▸ Dataset rows
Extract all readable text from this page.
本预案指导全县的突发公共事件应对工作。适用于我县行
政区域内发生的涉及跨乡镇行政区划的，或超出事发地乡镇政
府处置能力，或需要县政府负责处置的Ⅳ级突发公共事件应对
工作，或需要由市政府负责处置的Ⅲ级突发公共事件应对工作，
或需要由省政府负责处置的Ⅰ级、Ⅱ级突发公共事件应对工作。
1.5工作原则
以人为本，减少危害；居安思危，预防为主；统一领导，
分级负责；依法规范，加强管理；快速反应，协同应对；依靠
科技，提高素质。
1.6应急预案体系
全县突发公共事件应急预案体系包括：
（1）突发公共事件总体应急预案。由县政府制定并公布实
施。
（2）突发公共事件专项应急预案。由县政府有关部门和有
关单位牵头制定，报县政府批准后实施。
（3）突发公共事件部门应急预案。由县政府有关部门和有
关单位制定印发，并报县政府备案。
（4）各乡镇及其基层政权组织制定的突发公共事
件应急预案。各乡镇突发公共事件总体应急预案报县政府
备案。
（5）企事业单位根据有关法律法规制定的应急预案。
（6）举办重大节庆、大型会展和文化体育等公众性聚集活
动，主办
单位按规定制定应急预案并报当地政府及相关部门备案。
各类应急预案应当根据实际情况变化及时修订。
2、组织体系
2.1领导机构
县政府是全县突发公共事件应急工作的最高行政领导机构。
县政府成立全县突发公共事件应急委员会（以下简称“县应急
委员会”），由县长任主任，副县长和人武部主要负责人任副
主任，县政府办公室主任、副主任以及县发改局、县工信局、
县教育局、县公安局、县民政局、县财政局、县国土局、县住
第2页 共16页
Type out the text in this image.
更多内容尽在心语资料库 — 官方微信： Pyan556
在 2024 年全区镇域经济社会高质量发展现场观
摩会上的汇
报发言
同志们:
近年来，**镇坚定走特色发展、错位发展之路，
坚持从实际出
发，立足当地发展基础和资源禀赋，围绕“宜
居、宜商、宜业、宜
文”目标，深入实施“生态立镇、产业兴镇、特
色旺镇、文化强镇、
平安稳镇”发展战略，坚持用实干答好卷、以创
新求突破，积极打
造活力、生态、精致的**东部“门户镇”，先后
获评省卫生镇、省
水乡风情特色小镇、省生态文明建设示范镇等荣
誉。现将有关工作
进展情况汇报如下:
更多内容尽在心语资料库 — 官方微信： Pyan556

▸ Task
Write out the full listing exactly as given.

▸ Task output
Extract all readable text from this page.
本预案指导全县的突发公共事件应对工作。适用于我县行
政区域内发生的涉及跨乡镇行政区划的，或超出事发地乡镇政
府处置能力，或需要县政府负责处置的Ⅳ级突发公共事件应对
工作，或需要由市政府负责处置的Ⅲ级突发公共事件应对工作，
或需要由省政府负责处置的Ⅰ级、Ⅱ级突发公共事件应对工作。
1.5工作原则
以人为本，减少危害；居安思危，预防为主；统一领导，
分级负责；依法规范，加强管理；快速反应，协同应对；依靠
科技，提高素质。
1.6应急预案体系
全县突发公共事件应急预案体系包括：
（1）突发公共事件总体应急预案。由县政府制定并公布实
施。
（2）突发公共事件专项应急预案。由县政府有关部门和有
关单位牵头制定，报县政府批准后实施。
（3）突发公共事件部门应急预案。由县政府有关部门和有
关单位制定印发，并报县政府备案。
（4）各乡镇及其基层政权组织制定的突发公共事
件应急预案。各乡镇突发公共事件总体应急预案报县政府
备案。
（5）企事业单位根据有关法律法规制定的应急预案。
（6）举办重大节庆、大型会展和文化体育等公众性聚集活
动，主办
单位按规定制定应急预案并报当地政府及相关部门备案。
各类应急预案应当根据实际情况变化及时修订。
2、组织体系
2.1领导机构
县政府是全县突发公共事件应急工作的最高行政领导机构。
县政府成立全县突发公共事件应急委员会（以下简称“县应急
委员会”），由县长任主任，副县长和人武部主要负责人任副
主任，县政府办公室主任、副主任以及县发改局、县工信局、
县教育局、县公安局、县民政局、县财政局、县国土局、县住
第2页 共16页
Type out the text in this image.
更多内容尽在心语资料库 — 官方微信： Pyan556
在 2024 年全区镇域经济社会高质量发展现场观
摩会上的汇
报发言
同志们:
近年来，**镇坚定走特色发展、错位发展之路，
坚持从实际出
发，立足当地发展基础和资源禀赋，围绕“宜
居、宜商、宜业、宜
文”目标，深入实施“生态立镇、产业兴镇、特
色旺镇、文化强镇、
平安稳镇”发展战略，坚持用实干答好卷、以创
新求突破，积极打
造活力、生态、精致的**东部“门户镇”，先后
获评省卫生镇、省
水乡风情特色小镇、省生态文明建设示范镇等荣
誉。现将有关工作
进展情况汇报如下:
更多内容尽在心语资料库 — 官方微信： Pyan556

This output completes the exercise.